**Extracted text:**
◆ ◆ ◆

Changes in particle size distribution and in the degree of graphitization of coke samples from various locations across the tuyere entrance of a blast furnace were examined. X-ray diffraction and a fixed bed reactor were used to measure carbon structure and reaction rate of the coke. The feed coke size was observed to decrease by more than 50% in the descent to the tuyere in the majority of the tuyere-level locations. About 60 wt.% of the core matter from the “bosh” and “raceway” locations consisted of less than half-size feed coke particles. The percentage of −3 mm and −0.45 mm size fractions observed in the recovered drill core material were less than 10 wt.% and 3 wt.% respectively particularly around the raceway locations. The graphitization degree of half-size coke particles is shown to be a suitable indicator of the temperature profile of tuyere-level regions of a blast furnace. The degree of graphitization of tuyere-level coke samples showed an inverse relationship with amount of potassium adsorbed as well as with the apparent reaction rate. The carbon structure as well as anisotropic texture of coke fines indicated higher ordering of carbon compared to the half-size cokes from the similar locations. The −0.45 mm size fraction of fines displayed a large proportion of graphite crystals. The study has confirmed the contribution of surface graphitization of cokes on the fines generation particularly in the “raceway” and “birds nest” regions. The study has implications for using the bench-scale assessment of coke performance and modeling of coke behavior to provide an understanding as to what is likely to occur in an industrial blast furnace.

Introduction

Coke is one of the most critical and probably the most expensive raw material used for steelmaking via the blast furnace route. Therefore, efficient utilization of coke must be considered as a major priority of iron producers. Consequently, coke replacement by supplementary fuel injection by means of pulverized coal specifically, but also oil, natural gas and some waste synthetic polymer materials, has become a major driver of cost reduction and up to 50% replacement has been successfully achieved. Coke plays multiple roles in a blast furnace by providing reducing gases, carburization source, permeable medium and also burden support. At high injection rates, the coke quality becomes more pertinent as less coke is available to fulfill these roles.

◆ ◆ ◆

[Records excerpted from a collection]

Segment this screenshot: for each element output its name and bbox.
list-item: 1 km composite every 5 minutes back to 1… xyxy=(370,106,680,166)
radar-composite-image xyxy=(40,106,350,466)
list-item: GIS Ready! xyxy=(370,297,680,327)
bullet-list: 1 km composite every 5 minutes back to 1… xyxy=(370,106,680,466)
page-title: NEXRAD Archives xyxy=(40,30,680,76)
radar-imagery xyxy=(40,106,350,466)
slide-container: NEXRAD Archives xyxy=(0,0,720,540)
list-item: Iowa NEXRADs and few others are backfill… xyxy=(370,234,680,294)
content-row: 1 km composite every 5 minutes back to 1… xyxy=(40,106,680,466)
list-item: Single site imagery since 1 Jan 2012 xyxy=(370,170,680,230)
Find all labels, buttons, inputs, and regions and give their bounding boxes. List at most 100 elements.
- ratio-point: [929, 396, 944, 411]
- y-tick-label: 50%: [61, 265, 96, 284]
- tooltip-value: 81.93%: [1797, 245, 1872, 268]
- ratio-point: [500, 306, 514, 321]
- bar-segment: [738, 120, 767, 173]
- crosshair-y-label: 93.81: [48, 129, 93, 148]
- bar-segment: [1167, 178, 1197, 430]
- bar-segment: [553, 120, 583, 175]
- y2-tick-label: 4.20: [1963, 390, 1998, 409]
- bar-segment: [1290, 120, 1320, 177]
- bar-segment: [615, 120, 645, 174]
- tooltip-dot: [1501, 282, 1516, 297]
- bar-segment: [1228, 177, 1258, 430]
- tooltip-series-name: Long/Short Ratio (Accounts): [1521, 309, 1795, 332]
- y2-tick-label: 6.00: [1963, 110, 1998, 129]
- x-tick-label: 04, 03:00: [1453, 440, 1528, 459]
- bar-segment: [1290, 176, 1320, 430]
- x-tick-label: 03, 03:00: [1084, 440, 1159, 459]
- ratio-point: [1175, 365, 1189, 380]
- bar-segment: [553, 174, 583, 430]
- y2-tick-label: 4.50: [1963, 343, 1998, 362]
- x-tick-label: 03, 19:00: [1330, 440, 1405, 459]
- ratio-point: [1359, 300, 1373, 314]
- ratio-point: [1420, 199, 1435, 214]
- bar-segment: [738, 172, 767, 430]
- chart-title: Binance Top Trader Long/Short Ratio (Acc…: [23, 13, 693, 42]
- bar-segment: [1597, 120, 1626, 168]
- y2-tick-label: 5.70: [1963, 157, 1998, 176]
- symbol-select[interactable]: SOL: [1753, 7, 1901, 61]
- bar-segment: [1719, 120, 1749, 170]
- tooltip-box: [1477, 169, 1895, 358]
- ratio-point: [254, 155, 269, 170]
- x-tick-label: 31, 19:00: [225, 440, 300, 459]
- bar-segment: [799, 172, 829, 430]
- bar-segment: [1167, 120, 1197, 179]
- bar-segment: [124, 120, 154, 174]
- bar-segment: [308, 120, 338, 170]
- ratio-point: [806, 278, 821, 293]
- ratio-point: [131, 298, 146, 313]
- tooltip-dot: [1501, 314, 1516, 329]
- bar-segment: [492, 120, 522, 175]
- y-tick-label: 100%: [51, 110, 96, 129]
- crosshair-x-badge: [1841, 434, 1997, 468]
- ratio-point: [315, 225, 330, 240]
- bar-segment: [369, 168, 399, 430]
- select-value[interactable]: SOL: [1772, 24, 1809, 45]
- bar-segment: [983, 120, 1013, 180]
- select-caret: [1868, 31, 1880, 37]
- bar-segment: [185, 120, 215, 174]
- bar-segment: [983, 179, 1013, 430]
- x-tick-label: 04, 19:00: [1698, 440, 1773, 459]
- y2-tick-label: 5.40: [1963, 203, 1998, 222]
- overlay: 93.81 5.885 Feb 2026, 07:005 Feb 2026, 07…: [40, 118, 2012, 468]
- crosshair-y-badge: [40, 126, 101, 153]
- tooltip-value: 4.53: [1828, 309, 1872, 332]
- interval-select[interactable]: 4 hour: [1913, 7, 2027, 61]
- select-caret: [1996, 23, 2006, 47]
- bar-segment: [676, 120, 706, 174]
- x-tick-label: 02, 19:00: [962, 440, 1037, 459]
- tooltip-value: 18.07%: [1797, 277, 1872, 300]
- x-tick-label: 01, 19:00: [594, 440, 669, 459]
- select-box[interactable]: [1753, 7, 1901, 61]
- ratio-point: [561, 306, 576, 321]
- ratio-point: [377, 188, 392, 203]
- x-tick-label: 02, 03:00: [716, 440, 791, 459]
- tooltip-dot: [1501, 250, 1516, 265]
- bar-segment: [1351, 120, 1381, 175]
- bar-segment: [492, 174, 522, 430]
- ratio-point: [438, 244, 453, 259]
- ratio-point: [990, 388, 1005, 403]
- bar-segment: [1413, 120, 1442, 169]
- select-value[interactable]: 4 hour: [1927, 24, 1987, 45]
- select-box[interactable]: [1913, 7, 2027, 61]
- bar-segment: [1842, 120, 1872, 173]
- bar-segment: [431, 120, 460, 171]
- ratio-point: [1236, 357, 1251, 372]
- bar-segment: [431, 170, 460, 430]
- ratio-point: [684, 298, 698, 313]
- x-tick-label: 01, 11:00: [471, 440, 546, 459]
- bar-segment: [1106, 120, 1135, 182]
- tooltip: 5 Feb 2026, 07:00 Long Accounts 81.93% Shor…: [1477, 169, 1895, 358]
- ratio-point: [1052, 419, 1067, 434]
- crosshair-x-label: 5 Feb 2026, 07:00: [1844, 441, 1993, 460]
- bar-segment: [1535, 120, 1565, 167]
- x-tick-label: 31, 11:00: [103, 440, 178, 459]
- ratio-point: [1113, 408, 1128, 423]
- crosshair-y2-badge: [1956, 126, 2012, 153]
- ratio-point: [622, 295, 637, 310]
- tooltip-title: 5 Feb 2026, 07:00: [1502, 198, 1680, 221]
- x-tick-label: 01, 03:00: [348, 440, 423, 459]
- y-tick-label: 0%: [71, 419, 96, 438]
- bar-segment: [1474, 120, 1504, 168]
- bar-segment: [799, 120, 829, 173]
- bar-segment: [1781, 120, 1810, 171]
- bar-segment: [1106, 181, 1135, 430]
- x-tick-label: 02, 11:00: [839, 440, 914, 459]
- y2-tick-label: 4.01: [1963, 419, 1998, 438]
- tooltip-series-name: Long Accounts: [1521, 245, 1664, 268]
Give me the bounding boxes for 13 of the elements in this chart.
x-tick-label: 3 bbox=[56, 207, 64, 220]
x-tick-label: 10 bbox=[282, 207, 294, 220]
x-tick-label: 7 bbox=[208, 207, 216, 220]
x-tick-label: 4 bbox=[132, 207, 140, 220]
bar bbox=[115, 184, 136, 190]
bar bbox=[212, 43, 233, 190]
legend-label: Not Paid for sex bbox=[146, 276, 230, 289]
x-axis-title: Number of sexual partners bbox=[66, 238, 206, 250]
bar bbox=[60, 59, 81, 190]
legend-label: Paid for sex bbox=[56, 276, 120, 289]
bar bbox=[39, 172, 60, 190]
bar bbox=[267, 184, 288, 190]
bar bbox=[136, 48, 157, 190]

◆ ◆ ◆

Reproduce the coke text starting at "Coke is one" and ending at "fulfill these roles.", substituting "smelting furnace" for each occurrence of "blast furnace".

**Problem solution:**
Coke is one of the most critical and probably the most expensive raw material used for steelmaking via the smelting furnace route. Therefore, efficient utilization of coke must be considered as a major priority of iron producers. Consequently, coke replacement by supplementary fuel injection by means of pulverized coal specifically, but also oil, natural gas and some waste synthetic polymer materials, has become a major driver of cost reduction and up to 50% replacement has been successfully achieved. Coke plays multiple roles in a smelting furnace by providing reducing gases, carburization source, permeable medium and also burden support. At high injection rates, the coke quality becomes more pertinent as less coke is available to fulfill these roles.